Set exercise:
Determine which lines contain the word "artworks", then copy those lines.

Collected data entries:
* * * * *

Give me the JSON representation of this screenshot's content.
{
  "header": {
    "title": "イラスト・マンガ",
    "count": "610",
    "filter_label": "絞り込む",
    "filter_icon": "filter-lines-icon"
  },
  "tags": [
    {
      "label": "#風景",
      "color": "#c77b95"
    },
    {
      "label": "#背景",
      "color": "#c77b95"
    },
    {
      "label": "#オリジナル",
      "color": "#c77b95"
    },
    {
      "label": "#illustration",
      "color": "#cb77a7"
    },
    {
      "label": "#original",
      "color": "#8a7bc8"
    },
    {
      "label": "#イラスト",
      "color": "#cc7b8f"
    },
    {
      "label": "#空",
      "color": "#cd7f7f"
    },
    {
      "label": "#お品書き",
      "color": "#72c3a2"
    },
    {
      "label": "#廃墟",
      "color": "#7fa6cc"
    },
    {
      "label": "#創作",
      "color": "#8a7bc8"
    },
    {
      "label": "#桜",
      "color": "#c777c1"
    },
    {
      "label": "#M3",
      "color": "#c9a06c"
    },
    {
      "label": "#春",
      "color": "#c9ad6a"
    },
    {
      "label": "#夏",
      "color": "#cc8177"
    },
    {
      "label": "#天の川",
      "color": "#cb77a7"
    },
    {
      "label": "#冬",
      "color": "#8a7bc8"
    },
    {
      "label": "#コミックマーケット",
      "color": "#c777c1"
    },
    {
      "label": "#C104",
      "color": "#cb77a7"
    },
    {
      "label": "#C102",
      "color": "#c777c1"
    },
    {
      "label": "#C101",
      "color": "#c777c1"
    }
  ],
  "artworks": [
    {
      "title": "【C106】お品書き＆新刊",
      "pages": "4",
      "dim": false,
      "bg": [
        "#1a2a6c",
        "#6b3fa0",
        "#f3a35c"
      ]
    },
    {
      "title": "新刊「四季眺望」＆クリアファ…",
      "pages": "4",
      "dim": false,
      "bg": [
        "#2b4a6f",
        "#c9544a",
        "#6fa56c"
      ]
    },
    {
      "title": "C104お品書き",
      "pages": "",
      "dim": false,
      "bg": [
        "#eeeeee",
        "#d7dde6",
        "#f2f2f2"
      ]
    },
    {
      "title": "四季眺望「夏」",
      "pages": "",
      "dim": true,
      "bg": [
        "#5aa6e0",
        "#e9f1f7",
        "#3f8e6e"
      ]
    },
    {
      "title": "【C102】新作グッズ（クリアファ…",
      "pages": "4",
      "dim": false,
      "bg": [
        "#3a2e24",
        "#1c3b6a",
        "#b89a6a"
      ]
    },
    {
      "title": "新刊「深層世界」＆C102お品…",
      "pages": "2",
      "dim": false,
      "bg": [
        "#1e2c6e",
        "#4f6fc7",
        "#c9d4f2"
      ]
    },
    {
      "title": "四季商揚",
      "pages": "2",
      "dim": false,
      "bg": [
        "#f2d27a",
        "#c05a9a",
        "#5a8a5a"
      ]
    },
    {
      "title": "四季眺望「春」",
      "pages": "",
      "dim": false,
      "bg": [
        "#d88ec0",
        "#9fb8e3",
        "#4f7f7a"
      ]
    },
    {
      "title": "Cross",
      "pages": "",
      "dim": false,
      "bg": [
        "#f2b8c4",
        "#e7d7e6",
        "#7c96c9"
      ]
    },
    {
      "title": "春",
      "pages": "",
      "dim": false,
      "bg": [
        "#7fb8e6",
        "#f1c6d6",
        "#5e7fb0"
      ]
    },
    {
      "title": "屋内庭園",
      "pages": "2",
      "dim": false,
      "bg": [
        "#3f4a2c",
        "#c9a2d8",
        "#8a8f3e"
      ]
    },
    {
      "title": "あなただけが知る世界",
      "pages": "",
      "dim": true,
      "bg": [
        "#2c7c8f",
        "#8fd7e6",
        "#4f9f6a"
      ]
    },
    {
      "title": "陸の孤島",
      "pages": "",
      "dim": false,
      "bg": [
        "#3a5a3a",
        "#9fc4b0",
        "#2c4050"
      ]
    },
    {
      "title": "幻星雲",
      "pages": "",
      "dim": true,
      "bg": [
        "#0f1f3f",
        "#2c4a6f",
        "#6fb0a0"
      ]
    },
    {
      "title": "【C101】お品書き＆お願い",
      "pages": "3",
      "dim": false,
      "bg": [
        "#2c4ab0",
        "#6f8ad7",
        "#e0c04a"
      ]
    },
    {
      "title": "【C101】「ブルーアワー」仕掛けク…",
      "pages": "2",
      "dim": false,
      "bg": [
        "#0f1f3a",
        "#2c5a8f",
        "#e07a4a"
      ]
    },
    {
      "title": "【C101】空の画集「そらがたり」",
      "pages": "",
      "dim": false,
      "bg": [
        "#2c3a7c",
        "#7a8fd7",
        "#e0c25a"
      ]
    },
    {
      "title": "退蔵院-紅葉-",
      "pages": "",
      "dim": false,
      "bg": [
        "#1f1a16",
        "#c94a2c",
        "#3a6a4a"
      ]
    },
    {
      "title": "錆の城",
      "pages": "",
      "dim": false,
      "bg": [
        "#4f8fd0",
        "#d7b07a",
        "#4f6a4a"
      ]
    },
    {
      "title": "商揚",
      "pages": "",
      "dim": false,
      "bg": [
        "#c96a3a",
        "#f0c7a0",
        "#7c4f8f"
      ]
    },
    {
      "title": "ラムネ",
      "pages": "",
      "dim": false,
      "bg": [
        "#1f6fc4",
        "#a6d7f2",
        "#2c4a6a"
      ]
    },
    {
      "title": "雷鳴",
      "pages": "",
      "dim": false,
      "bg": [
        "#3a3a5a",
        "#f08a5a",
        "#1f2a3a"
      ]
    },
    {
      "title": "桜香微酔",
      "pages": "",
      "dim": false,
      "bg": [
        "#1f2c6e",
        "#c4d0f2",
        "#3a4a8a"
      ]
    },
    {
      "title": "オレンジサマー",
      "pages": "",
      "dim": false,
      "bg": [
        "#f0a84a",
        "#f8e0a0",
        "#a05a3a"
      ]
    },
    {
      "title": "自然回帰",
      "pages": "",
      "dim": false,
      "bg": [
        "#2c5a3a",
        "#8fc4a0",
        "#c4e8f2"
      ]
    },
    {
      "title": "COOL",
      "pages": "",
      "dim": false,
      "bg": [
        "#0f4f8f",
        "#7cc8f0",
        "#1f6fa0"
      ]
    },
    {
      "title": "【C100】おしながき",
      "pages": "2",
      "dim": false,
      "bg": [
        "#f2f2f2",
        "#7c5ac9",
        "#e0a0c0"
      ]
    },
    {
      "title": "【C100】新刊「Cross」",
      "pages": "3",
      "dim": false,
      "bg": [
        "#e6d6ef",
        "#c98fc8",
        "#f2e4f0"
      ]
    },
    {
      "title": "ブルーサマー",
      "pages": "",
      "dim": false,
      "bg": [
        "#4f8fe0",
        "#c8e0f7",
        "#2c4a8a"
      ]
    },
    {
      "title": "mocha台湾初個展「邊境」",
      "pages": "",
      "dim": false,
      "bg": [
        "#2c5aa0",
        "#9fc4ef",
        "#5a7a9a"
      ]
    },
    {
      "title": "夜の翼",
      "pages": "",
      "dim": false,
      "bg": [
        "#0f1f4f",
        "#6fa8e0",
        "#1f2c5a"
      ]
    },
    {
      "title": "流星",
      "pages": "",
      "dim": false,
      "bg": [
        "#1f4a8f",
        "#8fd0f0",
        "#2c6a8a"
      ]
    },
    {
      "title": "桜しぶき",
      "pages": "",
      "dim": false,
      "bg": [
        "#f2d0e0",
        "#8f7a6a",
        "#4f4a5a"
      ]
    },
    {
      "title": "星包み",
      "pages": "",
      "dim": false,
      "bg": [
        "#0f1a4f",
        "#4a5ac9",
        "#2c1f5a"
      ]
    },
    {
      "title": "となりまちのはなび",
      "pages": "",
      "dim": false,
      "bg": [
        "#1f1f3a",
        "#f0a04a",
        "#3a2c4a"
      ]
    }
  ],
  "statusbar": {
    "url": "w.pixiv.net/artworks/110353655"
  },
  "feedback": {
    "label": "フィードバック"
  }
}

* * * * *

Answer:
  "artworks": [
    "url": "w.pixiv.net/artworks/110353655"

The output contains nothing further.